→ WHAT IS BEING ASKED:
Reproduce the data that follows in its entirety, character for character.

***

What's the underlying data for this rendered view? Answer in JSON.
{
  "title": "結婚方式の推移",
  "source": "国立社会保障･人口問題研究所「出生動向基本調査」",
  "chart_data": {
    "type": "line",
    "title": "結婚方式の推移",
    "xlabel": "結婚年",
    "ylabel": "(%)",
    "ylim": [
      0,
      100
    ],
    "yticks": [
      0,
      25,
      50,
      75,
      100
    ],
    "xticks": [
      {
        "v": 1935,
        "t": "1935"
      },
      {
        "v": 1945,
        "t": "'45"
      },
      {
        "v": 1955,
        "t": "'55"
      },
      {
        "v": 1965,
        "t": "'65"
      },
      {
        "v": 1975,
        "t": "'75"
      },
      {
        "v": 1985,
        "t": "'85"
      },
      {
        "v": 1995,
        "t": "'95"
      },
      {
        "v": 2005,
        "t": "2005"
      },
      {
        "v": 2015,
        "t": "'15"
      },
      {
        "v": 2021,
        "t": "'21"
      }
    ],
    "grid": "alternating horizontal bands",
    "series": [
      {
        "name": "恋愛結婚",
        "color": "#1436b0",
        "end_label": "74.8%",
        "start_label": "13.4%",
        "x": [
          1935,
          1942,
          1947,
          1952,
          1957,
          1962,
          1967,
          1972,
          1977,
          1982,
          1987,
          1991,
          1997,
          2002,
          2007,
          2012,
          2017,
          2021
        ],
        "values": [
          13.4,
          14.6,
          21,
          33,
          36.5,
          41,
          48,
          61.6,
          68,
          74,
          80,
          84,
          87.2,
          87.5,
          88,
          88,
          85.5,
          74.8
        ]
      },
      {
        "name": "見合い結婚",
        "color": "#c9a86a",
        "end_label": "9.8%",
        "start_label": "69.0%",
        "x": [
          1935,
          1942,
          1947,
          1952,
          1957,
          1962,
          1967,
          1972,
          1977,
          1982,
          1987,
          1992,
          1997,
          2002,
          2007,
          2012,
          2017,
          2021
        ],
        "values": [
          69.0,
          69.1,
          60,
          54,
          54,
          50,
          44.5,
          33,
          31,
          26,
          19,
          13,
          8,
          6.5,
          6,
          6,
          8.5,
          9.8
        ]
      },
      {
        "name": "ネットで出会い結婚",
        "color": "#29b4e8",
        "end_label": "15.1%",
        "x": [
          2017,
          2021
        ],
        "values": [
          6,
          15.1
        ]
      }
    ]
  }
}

***

→ COMPLETE RESPONSE:
What's the underlying data for this rendered view? Answer in JSON.
{
  "title": "結婚方式の推移",
  "source": "国立社会保障･人口問題研究所「出生動向基本調査」",
  "chart_data": {
    "type": "line",
    "title": "結婚方式の推移",
    "xlabel": "結婚年",
    "ylabel": "(%)",
    "ylim": [
      0,
      100
    ],
    "yticks": [
      0,
      25,
      50,
      75,
      100
    ],
    "xticks": [
      {
        "v": 1935,
        "t": "1935"
      },
      {
        "v": 1945,
        "t": "'45"
      },
      {
        "v": 1955,
        "t": "'55"
      },
      {
        "v": 1965,
        "t": "'65"
      },
      {
        "v": 1975,
        "t": "'75"
      },
      {
        "v": 1985,
        "t": "'85"
      },
      {
        "v": 1995,
        "t": "'95"
      },
      {
        "v": 2005,
        "t": "2005"
      },
      {
        "v": 2015,
        "t": "'15"
      },
      {
        "v": 2021,
        "t": "'21"
      }
    ],
    "grid": "alternating horizontal bands",
    "series": [
      {
        "name": "恋愛結婚",
        "color": "#1436b0",
        "end_label": "74.8%",
        "start_label": "13.4%",
        "x": [
          1935,
          1942,
          1947,
          1952,
          1957,
          1962,
          1967,
          1972,
          1977,
          1982,
          1987,
          1991,
          1997,
          2002,
          2007,
          2012,
          2017,
          2021
        ],
        "values": [
          13.4,
          14.6,
          21,
          33,
          36.5,
          41,
          48,
          61.6,
          68,
          74,
          80,
          84,
          87.2,
          87.5,
          88,
          88,
          85.5,
          74.8
        ]
      },
      {
        "name": "見合い結婚",
        "color": "#c9a86a",
        "end_label": "9.8%",
        "start_label": "69.0%",
        "x": [
          1935,
          1942,
          1947,
          1952,
          1957,
          1962,
          1967,
          1972,
          1977,
          1982,
          1987,
          1992,
          1997,
          2002,
          2007,
          2012,
          2017,
          2021
        ],
        "values": [
          69.0,
          69.1,
          60,
          54,
          54,
          50,
          44.5,
          33,
          31,
          26,
          19,
          13,
          8,
          6.5,
          6,
          6,
          8.5,
          9.8
        ]
      },
      {
        "name": "ネットで出会い結婚",
        "color": "#29b4e8",
        "end_label": "15.1%",
        "x": [
          2017,
          2021
        ],
        "values": [
          6,
          15.1
        ]
      }
    ]
  }
}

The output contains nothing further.